(Provided data):
__________
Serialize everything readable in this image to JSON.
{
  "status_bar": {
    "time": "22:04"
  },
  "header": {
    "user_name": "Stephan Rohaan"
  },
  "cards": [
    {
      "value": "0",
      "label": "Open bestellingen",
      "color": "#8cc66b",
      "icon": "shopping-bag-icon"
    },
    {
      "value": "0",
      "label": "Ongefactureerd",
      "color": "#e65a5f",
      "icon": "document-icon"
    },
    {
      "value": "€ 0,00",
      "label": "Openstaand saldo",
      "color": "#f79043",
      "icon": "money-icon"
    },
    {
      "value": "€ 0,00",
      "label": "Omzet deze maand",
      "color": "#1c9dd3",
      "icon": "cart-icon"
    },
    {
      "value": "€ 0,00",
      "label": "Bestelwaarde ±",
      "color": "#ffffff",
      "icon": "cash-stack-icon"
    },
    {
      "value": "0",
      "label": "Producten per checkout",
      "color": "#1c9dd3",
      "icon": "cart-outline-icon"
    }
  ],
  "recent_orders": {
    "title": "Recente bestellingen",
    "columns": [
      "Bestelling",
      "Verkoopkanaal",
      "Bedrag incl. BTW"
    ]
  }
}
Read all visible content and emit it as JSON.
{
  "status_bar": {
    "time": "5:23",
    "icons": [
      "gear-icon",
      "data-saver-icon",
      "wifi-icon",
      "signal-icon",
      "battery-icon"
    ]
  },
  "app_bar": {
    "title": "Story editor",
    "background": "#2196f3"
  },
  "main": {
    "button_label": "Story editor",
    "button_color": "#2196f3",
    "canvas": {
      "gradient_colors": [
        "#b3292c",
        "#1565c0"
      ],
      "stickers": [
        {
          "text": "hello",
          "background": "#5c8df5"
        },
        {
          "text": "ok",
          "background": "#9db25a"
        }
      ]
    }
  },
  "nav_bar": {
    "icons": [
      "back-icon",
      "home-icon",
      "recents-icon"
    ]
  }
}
__________
(Given task):
Transcribe exactly, and only, the lines from the one bearing "Read all visible content and emit it as JSON." through the last line of the entries, counting both.

(Exercise answer):
Read all visible content and emit it as JSON.
{
  "status_bar": {
    "time": "5:23",
    "icons": [
      "gear-icon",
      "data-saver-icon",
      "wifi-icon",
      "signal-icon",
      "battery-icon"
    ]
  },
  "app_bar": {
    "title": "Story editor",
    "background": "#2196f3"
  },
  "main": {
    "button_label": "Story editor",
    "button_color": "#2196f3",
    "canvas": {
      "gradient_colors": [
        "#b3292c",
        "#1565c0"
      ],
      "stickers": [
        {
          "text": "hello",
          "background": "#5c8df5"
        },
        {
          "text": "ok",
          "background": "#9db25a"
        }
      ]
    }
  },
  "nav_bar": {
    "icons": [
      "back-icon",
      "home-icon",
      "recents-icon"
    ]
  }
}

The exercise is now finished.